● **Aim**
Collect every line below that contains the word "JSON".

● **Stored rows**
begin
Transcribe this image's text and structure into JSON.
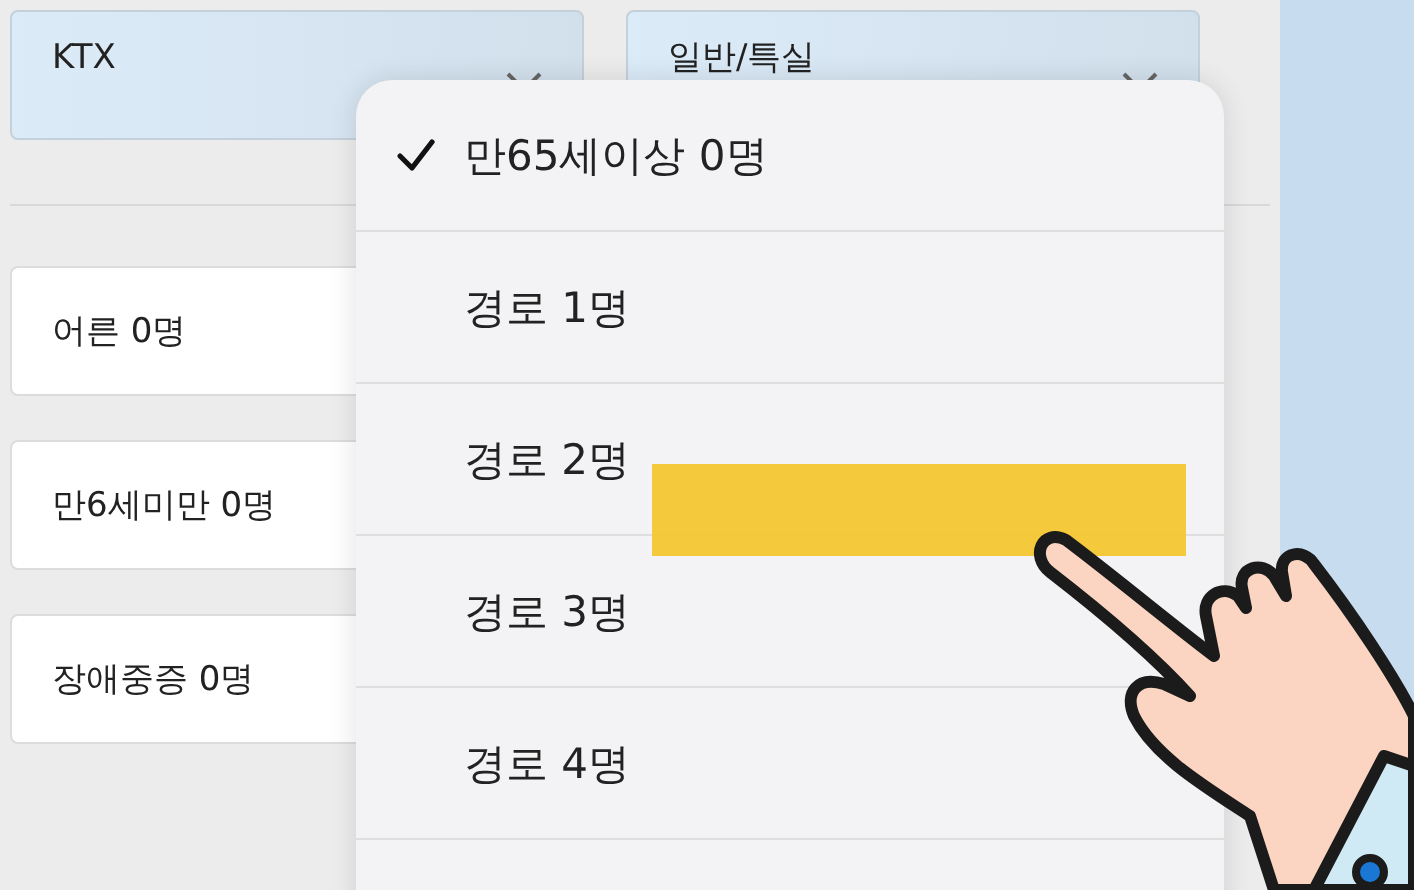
{
  "selects": [
    {
      "value": "KTX"
    },
    {
      "value": "일반/특실"
    }
  ],
  "passenger_fields": [
    {
      "value": "어른 0명"
    },
    {
      "value": "만6세미만 0명"
    },
    {
      "value": "장애중증 0명"
    }
  ],
  "dropdown_menu": {
    "items": [
      {
        "label": "만65세이상 0명",
        "selected": true
      },
      {
        "label": "경로 1명",
        "selected": false
      },
      {
        "label": "경로 2명",
        "selected": false
      },
      {
        "label": "경로 3명",
        "selected": false
      },
      {
        "label": "경로 4명",
        "selected": false
      }
    ]
  }
}
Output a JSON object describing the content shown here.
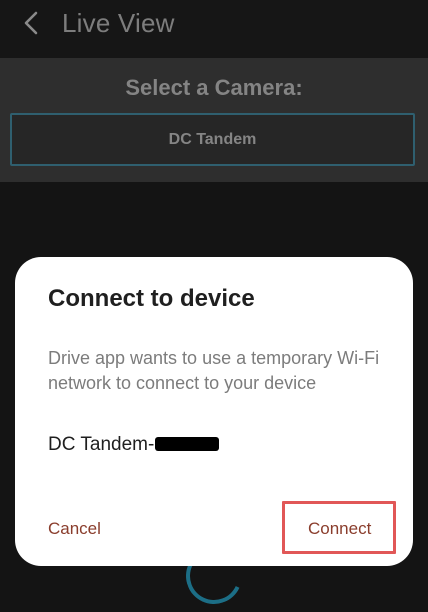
{
  "app_bar": {
    "back_icon": "chevron-left-icon",
    "title": "Live View"
  },
  "camera_panel": {
    "heading": "Select a Camera:",
    "options": [
      {
        "label": "DC Tandem",
        "selected": true
      }
    ]
  },
  "dialog": {
    "title": "Connect to device",
    "message": "Drive app wants to use a temporary Wi-Fi network to connect to your device",
    "device_name_prefix": "DC Tandem-",
    "cancel_label": "Cancel",
    "connect_label": "Connect"
  },
  "colors": {
    "background": "#141414",
    "panel": "#2e2e2e",
    "selection_border": "#2f5f6f",
    "dialog_background": "#ffffff",
    "action_text": "#8a3d2c",
    "highlight": "#e15757"
  }
}
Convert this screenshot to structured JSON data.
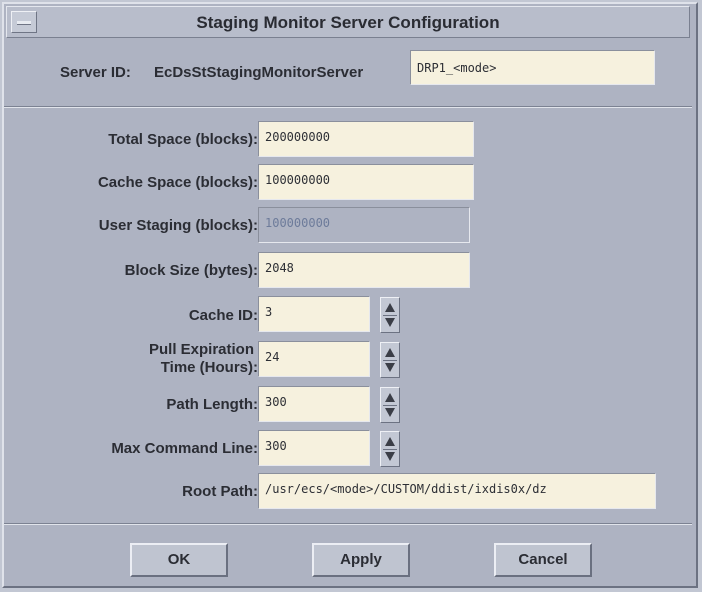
{
  "window": {
    "title": "Staging Monitor Server Configuration"
  },
  "server": {
    "label": "Server ID:",
    "id_text": "EcDsStStagingMonitorServer",
    "value": "DRP1_<mode>"
  },
  "fields": {
    "total_space": {
      "label": "Total Space (blocks):",
      "value": "200000000"
    },
    "cache_space": {
      "label": "Cache Space (blocks):",
      "value": "100000000"
    },
    "user_staging": {
      "label": "User Staging (blocks):",
      "value": "100000000"
    },
    "block_size": {
      "label": "Block Size (bytes):",
      "value": "2048"
    },
    "cache_id": {
      "label": "Cache ID:",
      "value": "3"
    },
    "pull_expiration": {
      "label_line1": "Pull Expiration",
      "label_line2": "Time (Hours):",
      "value": "24"
    },
    "path_length": {
      "label": "Path Length:",
      "value": "300"
    },
    "max_command_line": {
      "label": "Max Command Line:",
      "value": "300"
    },
    "root_path": {
      "label": "Root Path:",
      "value": "/usr/ecs/<mode>/CUSTOM/ddist/ixdis0x/dz"
    }
  },
  "buttons": {
    "ok": "OK",
    "apply": "Apply",
    "cancel": "Cancel"
  },
  "icons": {
    "window_menu": "window-menu-icon",
    "spin_up": "up-arrow-icon",
    "spin_down": "down-arrow-icon"
  }
}
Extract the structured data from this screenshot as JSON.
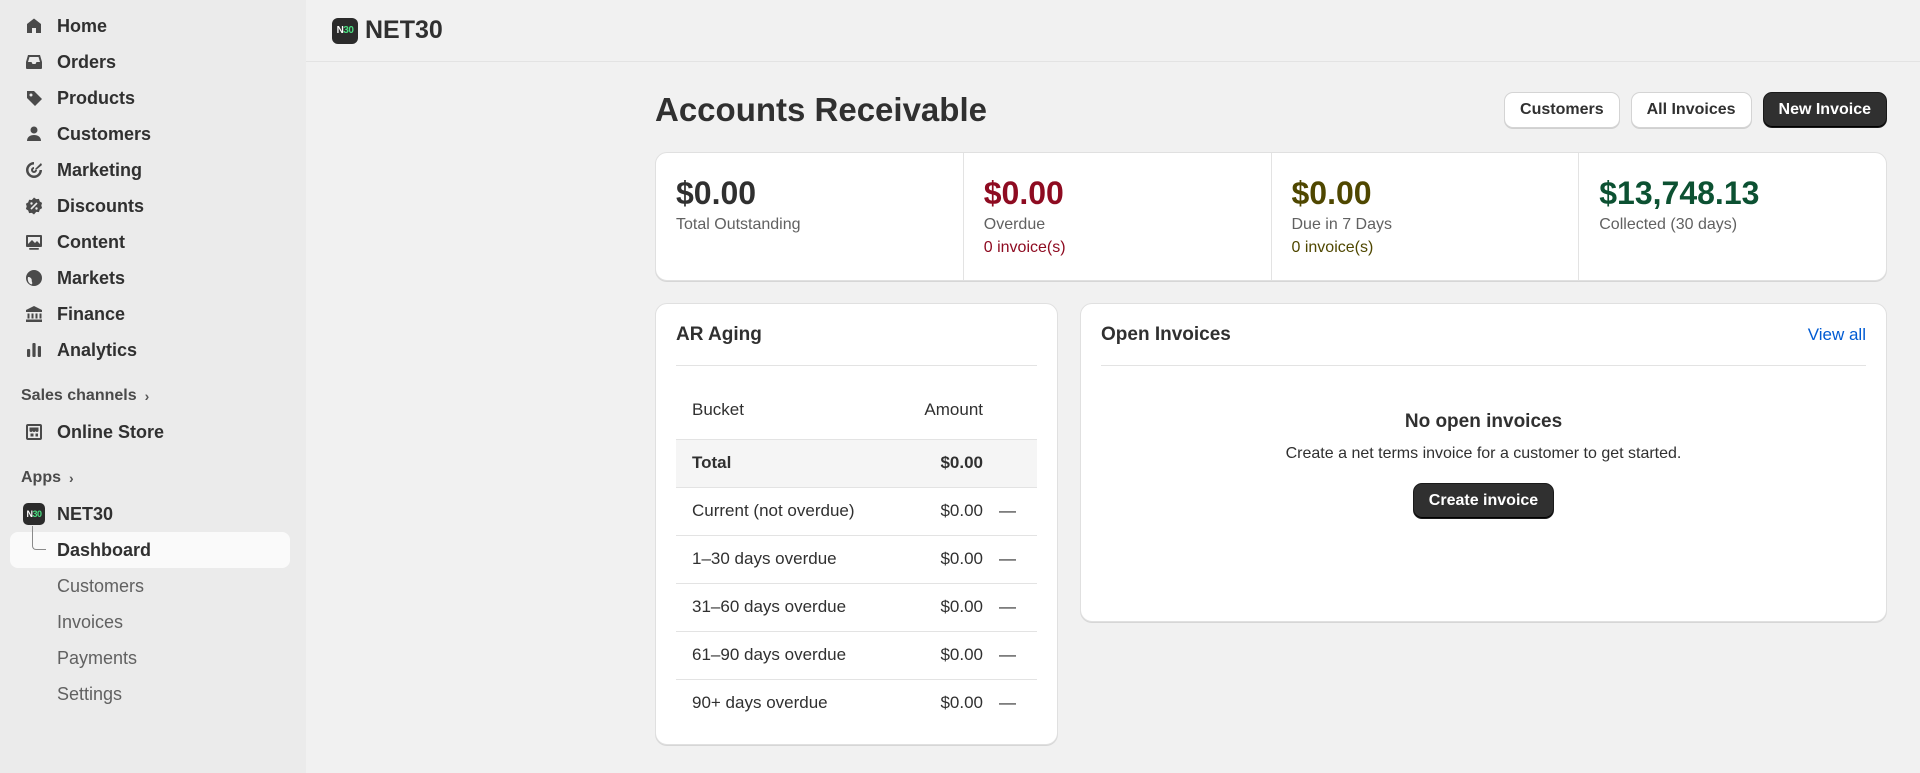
end
● **Task response**
Transcribe this image's text and structure into JSON.
Output a JSON object describing the content shown here.
Convert this screenshot to structured JSON data.
Extract the structured data from this screenshot as JSON.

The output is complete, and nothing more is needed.